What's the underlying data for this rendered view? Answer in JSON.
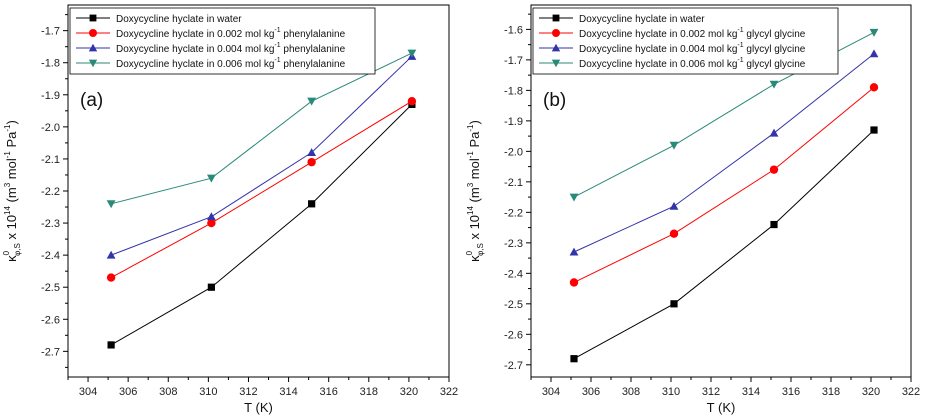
{
  "chart_data": [
    {
      "type": "line",
      "panel_label": "(a)",
      "xlabel": "T (K)",
      "ylabel": "κ⁰φ,S x 10¹⁴ (m³ mol⁻¹ Pa⁻¹)",
      "ylabel_parts": {
        "kappa": "κ",
        "sup1": "0",
        "sub": "φ,S",
        "mid": " x 10",
        "exp": "14",
        "u1": " (m",
        "u1sup": "3",
        "u2": " mol",
        "u2sup": "-1",
        "u3": " Pa",
        "u3sup": "-1",
        "u4": ")"
      },
      "xlim": [
        303,
        322
      ],
      "ylim": [
        -2.78,
        -1.62
      ],
      "xticks": [
        304,
        306,
        308,
        310,
        312,
        314,
        316,
        318,
        320,
        322
      ],
      "yticks": [
        -2.7,
        -2.6,
        -2.5,
        -2.4,
        -2.3,
        -2.2,
        -2.1,
        -2.0,
        -1.9,
        -1.8,
        -1.7
      ],
      "ytick_labels": [
        "-2.7",
        "-2.6",
        "-2.5",
        "-2.4",
        "-2.3",
        "-2.2",
        "-2.1",
        "-2.0",
        "-1.9",
        "-1.8",
        "-1.7"
      ],
      "x": [
        305.15,
        310.15,
        315.15,
        320.15
      ],
      "legend_position": "top-left",
      "series": [
        {
          "name": "Doxycycline hyclate in water",
          "name_parts": [
            "Doxycycline hyclate in water"
          ],
          "values": [
            -2.68,
            -2.5,
            -2.24,
            -1.93
          ],
          "color": "#000000",
          "marker": "square"
        },
        {
          "name": "Doxycycline hyclate in 0.002 mol kg-1 phenylalanine",
          "name_parts": [
            "Doxycycline hyclate in 0.002 mol kg",
            "-1",
            " phenylalanine"
          ],
          "values": [
            -2.47,
            -2.3,
            -2.11,
            -1.92
          ],
          "color": "#ff0000",
          "marker": "circle"
        },
        {
          "name": "Doxycycline hyclate in 0.004 mol kg-1 phenylalanine",
          "name_parts": [
            "Doxycycline hyclate in 0.004 mol kg",
            "-1",
            " phenylalanine"
          ],
          "values": [
            -2.4,
            -2.28,
            -2.08,
            -1.78
          ],
          "color": "#3333aa",
          "marker": "triangle-up"
        },
        {
          "name": "Doxycycline hyclate in 0.006 mol kg-1 phenylalanine",
          "name_parts": [
            "Doxycycline hyclate in 0.006 mol kg",
            "-1",
            " phenylalanine"
          ],
          "values": [
            -2.24,
            -2.16,
            -1.92,
            -1.77
          ],
          "color": "#2a8a7a",
          "marker": "triangle-down"
        }
      ]
    },
    {
      "type": "line",
      "panel_label": "(b)",
      "xlabel": "T (K)",
      "ylabel": "κ⁰φ,S x 10¹⁴ (m³ mol⁻¹ Pa⁻¹)",
      "ylabel_parts": {
        "kappa": "κ",
        "sup1": "0",
        "sub": "φ,S",
        "mid": " x 10",
        "exp": "14",
        "u1": " (m",
        "u1sup": "3",
        "u2": " mol",
        "u2sup": "-1",
        "u3": " Pa",
        "u3sup": "-1",
        "u4": ")"
      },
      "xlim": [
        303,
        322
      ],
      "ylim": [
        -2.74,
        -1.52
      ],
      "xticks": [
        304,
        306,
        308,
        310,
        312,
        314,
        316,
        318,
        320,
        322
      ],
      "yticks": [
        -2.7,
        -2.6,
        -2.5,
        -2.4,
        -2.3,
        -2.2,
        -2.1,
        -2.0,
        -1.9,
        -1.8,
        -1.7,
        -1.6
      ],
      "ytick_labels": [
        "-2.7",
        "-2.6",
        "-2.5",
        "-2.4",
        "-2.3",
        "-2.2",
        "-2.1",
        "-2.0",
        "-1.9",
        "-1.8",
        "-1.7",
        "-1.6"
      ],
      "x": [
        305.15,
        310.15,
        315.15,
        320.15
      ],
      "legend_position": "top-left",
      "series": [
        {
          "name": "Doxycycline hyclate in water",
          "name_parts": [
            "Doxycycline hyclate in water"
          ],
          "values": [
            -2.68,
            -2.5,
            -2.24,
            -1.93
          ],
          "color": "#000000",
          "marker": "square"
        },
        {
          "name": "Doxycycline hyclate in 0.002 mol kg-1 glycyl glycine",
          "name_parts": [
            "Doxycycline hyclate in 0.002 mol kg",
            "-1",
            " glycyl glycine"
          ],
          "values": [
            -2.43,
            -2.27,
            -2.06,
            -1.79
          ],
          "color": "#ff0000",
          "marker": "circle"
        },
        {
          "name": "Doxycycline hyclate in 0.004 mol kg-1 glycyl glycine",
          "name_parts": [
            "Doxycycline hyclate in 0.004 mol kg",
            "-1",
            " glycyl glycine"
          ],
          "values": [
            -2.33,
            -2.18,
            -1.94,
            -1.68
          ],
          "color": "#3333aa",
          "marker": "triangle-up"
        },
        {
          "name": "Doxycycline hyclate in 0.006 mol kg-1 glycyl glycine",
          "name_parts": [
            "Doxycycline hyclate in 0.006 mol kg",
            "-1",
            " glycyl glycine"
          ],
          "values": [
            -2.15,
            -1.98,
            -1.78,
            -1.61
          ],
          "color": "#2a8a7a",
          "marker": "triangle-down"
        }
      ]
    }
  ]
}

__STATED EXERCISE__. Transcribe the listing in full. Omit the pictures and keep every line exact.

__FINISHED EXERCISE__.
What's the underlying data for this rendered view? Answer in JSON.
{
  "chart_data": [
    {
      "type": "line",
      "panel_label": "(a)",
      "xlabel": "T (K)",
      "ylabel": "κ⁰φ,S x 10¹⁴ (m³ mol⁻¹ Pa⁻¹)",
      "ylabel_parts": {
        "kappa": "κ",
        "sup1": "0",
        "sub": "φ,S",
        "mid": " x 10",
        "exp": "14",
        "u1": " (m",
        "u1sup": "3",
        "u2": " mol",
        "u2sup": "-1",
        "u3": " Pa",
        "u3sup": "-1",
        "u4": ")"
      },
      "xlim": [
        303,
        322
      ],
      "ylim": [
        -2.78,
        -1.62
      ],
      "xticks": [
        304,
        306,
        308,
        310,
        312,
        314,
        316,
        318,
        320,
        322
      ],
      "yticks": [
        -2.7,
        -2.6,
        -2.5,
        -2.4,
        -2.3,
        -2.2,
        -2.1,
        -2.0,
        -1.9,
        -1.8,
        -1.7
      ],
      "ytick_labels": [
        "-2.7",
        "-2.6",
        "-2.5",
        "-2.4",
        "-2.3",
        "-2.2",
        "-2.1",
        "-2.0",
        "-1.9",
        "-1.8",
        "-1.7"
      ],
      "x": [
        305.15,
        310.15,
        315.15,
        320.15
      ],
      "legend_position": "top-left",
      "series": [
        {
          "name": "Doxycycline hyclate in water",
          "name_parts": [
            "Doxycycline hyclate in water"
          ],
          "values": [
            -2.68,
            -2.5,
            -2.24,
            -1.93
          ],
          "color": "#000000",
          "marker": "square"
        },
        {
          "name": "Doxycycline hyclate in 0.002 mol kg-1 phenylalanine",
          "name_parts": [
            "Doxycycline hyclate in 0.002 mol kg",
            "-1",
            " phenylalanine"
          ],
          "values": [
            -2.47,
            -2.3,
            -2.11,
            -1.92
          ],
          "color": "#ff0000",
          "marker": "circle"
        },
        {
          "name": "Doxycycline hyclate in 0.004 mol kg-1 phenylalanine",
          "name_parts": [
            "Doxycycline hyclate in 0.004 mol kg",
            "-1",
            " phenylalanine"
          ],
          "values": [
            -2.4,
            -2.28,
            -2.08,
            -1.78
          ],
          "color": "#3333aa",
          "marker": "triangle-up"
        },
        {
          "name": "Doxycycline hyclate in 0.006 mol kg-1 phenylalanine",
          "name_parts": [
            "Doxycycline hyclate in 0.006 mol kg",
            "-1",
            " phenylalanine"
          ],
          "values": [
            -2.24,
            -2.16,
            -1.92,
            -1.77
          ],
          "color": "#2a8a7a",
          "marker": "triangle-down"
        }
      ]
    },
    {
      "type": "line",
      "panel_label": "(b)",
      "xlabel": "T (K)",
      "ylabel": "κ⁰φ,S x 10¹⁴ (m³ mol⁻¹ Pa⁻¹)",
      "ylabel_parts": {
        "kappa": "κ",
        "sup1": "0",
        "sub": "φ,S",
        "mid": " x 10",
        "exp": "14",
        "u1": " (m",
        "u1sup": "3",
        "u2": " mol",
        "u2sup": "-1",
        "u3": " Pa",
        "u3sup": "-1",
        "u4": ")"
      },
      "xlim": [
        303,
        322
      ],
      "ylim": [
        -2.74,
        -1.52
      ],
      "xticks": [
        304,
        306,
        308,
        310,
        312,
        314,
        316,
        318,
        320,
        322
      ],
      "yticks": [
        -2.7,
        -2.6,
        -2.5,
        -2.4,
        -2.3,
        -2.2,
        -2.1,
        -2.0,
        -1.9,
        -1.8,
        -1.7,
        -1.6
      ],
      "ytick_labels": [
        "-2.7",
        "-2.6",
        "-2.5",
        "-2.4",
        "-2.3",
        "-2.2",
        "-2.1",
        "-2.0",
        "-1.9",
        "-1.8",
        "-1.7",
        "-1.6"
      ],
      "x": [
        305.15,
        310.15,
        315.15,
        320.15
      ],
      "legend_position": "top-left",
      "series": [
        {
          "name": "Doxycycline hyclate in water",
          "name_parts": [
            "Doxycycline hyclate in water"
          ],
          "values": [
            -2.68,
            -2.5,
            -2.24,
            -1.93
          ],
          "color": "#000000",
          "marker": "square"
        },
        {
          "name": "Doxycycline hyclate in 0.002 mol kg-1 glycyl glycine",
          "name_parts": [
            "Doxycycline hyclate in 0.002 mol kg",
            "-1",
            " glycyl glycine"
          ],
          "values": [
            -2.43,
            -2.27,
            -2.06,
            -1.79
          ],
          "color": "#ff0000",
          "marker": "circle"
        },
        {
          "name": "Doxycycline hyclate in 0.004 mol kg-1 glycyl glycine",
          "name_parts": [
            "Doxycycline hyclate in 0.004 mol kg",
            "-1",
            " glycyl glycine"
          ],
          "values": [
            -2.33,
            -2.18,
            -1.94,
            -1.68
          ],
          "color": "#3333aa",
          "marker": "triangle-up"
        },
        {
          "name": "Doxycycline hyclate in 0.006 mol kg-1 glycyl glycine",
          "name_parts": [
            "Doxycycline hyclate in 0.006 mol kg",
            "-1",
            " glycyl glycine"
          ],
          "values": [
            -2.15,
            -1.98,
            -1.78,
            -1.61
          ],
          "color": "#2a8a7a",
          "marker": "triangle-down"
        }
      ]
    }
  ]
}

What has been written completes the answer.